Given request.
Gather from the material every line that contains the string "Chardonnay".

(Data extracted from a collection)
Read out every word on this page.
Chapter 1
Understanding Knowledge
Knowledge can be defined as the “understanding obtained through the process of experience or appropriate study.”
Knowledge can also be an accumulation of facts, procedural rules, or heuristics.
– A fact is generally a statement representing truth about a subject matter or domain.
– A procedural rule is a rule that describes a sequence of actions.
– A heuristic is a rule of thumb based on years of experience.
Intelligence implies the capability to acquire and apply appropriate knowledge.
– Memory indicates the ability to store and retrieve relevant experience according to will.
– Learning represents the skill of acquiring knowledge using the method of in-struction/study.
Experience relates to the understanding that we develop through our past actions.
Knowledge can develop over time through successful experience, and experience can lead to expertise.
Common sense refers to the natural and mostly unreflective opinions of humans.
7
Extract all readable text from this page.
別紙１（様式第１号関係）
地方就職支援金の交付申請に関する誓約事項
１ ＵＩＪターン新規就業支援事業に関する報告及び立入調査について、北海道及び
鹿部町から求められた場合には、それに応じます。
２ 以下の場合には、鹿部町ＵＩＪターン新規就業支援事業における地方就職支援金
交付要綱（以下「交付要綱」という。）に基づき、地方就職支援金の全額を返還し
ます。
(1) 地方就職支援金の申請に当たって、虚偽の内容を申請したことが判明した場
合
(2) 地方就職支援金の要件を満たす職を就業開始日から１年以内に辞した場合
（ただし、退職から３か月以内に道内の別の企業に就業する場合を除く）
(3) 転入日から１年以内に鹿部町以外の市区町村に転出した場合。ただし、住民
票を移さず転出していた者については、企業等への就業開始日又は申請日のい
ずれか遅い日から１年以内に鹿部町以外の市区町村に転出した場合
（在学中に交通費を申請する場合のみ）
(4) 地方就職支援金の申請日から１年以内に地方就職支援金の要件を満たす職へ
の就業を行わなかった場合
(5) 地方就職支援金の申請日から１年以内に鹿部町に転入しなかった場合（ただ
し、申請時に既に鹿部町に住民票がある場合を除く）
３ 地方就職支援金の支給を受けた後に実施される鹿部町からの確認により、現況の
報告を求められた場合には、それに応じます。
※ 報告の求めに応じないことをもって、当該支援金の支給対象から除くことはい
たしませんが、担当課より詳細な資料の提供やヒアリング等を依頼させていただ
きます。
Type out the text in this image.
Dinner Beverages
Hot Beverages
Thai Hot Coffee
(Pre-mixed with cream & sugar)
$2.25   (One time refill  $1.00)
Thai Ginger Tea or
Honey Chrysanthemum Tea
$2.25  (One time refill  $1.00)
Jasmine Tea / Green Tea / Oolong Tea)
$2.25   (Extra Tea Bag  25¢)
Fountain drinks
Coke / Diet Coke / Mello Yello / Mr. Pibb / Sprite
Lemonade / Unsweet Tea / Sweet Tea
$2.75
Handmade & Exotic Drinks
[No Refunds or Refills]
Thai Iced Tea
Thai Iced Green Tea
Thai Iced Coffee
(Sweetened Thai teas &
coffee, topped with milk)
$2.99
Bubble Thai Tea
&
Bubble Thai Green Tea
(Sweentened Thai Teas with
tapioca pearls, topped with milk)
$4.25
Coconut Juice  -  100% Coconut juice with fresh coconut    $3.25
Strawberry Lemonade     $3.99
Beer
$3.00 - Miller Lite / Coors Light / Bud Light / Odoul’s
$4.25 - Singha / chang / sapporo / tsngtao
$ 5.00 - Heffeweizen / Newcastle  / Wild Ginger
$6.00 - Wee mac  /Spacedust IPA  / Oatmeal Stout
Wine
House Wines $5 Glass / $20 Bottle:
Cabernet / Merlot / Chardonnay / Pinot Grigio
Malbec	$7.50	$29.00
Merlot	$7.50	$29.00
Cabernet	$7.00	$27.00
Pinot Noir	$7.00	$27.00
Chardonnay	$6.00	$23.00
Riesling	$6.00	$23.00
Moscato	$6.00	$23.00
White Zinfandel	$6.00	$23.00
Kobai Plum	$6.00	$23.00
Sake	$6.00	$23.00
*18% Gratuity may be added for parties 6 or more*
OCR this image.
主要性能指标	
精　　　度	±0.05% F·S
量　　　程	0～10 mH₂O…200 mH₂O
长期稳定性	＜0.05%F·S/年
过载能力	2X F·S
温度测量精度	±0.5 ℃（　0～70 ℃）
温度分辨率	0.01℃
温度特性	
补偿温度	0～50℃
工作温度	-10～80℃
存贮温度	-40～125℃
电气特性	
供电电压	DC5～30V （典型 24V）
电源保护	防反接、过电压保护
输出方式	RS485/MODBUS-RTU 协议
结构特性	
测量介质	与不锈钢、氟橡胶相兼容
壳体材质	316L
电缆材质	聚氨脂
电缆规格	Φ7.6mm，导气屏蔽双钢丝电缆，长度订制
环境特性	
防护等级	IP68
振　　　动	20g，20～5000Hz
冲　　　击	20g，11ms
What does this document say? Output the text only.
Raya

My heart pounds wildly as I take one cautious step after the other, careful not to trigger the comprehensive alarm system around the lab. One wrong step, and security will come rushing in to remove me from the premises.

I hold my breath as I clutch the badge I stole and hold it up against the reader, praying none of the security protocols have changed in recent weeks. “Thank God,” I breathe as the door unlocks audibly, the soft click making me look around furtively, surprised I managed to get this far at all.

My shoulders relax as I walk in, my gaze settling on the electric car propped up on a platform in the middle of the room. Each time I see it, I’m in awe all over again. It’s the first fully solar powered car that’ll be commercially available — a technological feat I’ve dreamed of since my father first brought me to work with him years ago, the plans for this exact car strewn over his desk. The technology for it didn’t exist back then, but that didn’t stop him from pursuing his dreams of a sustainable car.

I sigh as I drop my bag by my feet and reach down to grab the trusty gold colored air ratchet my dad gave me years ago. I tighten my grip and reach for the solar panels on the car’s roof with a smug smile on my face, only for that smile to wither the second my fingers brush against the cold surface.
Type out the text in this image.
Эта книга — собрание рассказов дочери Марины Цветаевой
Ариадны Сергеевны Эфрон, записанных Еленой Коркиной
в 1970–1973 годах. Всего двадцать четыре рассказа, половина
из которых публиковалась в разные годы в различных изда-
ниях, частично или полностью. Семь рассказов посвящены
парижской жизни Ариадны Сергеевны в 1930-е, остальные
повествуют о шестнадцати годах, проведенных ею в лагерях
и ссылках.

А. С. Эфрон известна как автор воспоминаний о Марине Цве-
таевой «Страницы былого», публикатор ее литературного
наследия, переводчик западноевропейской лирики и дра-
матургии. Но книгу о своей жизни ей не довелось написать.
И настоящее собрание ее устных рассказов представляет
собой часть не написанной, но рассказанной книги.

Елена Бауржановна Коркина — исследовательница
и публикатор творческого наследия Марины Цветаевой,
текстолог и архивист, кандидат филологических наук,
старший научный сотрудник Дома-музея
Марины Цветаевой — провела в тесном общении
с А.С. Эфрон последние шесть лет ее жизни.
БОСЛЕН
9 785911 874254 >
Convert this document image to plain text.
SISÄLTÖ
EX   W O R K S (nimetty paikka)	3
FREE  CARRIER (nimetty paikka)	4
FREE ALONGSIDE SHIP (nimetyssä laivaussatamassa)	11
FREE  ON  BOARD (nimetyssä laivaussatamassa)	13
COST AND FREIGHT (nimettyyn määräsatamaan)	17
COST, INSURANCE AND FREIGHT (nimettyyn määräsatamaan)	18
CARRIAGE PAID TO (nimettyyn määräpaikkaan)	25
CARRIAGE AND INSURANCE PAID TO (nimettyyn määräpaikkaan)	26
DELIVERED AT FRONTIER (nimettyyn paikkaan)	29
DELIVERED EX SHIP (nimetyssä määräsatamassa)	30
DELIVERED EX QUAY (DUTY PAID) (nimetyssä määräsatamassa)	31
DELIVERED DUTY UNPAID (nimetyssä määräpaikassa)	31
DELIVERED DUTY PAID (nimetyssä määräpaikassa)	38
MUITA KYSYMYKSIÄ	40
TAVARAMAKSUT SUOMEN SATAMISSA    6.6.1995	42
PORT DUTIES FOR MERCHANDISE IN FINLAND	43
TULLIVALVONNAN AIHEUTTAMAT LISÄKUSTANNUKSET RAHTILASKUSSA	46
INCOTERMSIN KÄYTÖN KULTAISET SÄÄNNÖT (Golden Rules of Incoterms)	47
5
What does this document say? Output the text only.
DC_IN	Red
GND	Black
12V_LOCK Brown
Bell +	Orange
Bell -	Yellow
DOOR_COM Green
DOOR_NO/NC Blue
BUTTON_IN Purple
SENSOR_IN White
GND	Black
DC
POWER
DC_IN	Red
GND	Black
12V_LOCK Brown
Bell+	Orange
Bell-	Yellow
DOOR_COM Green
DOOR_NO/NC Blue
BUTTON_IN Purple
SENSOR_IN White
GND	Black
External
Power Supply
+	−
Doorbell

Solution for this task.
Cabernet / Merlot / Chardonnay / Pinot Grigio
Chardonnay	$6.00	$23.00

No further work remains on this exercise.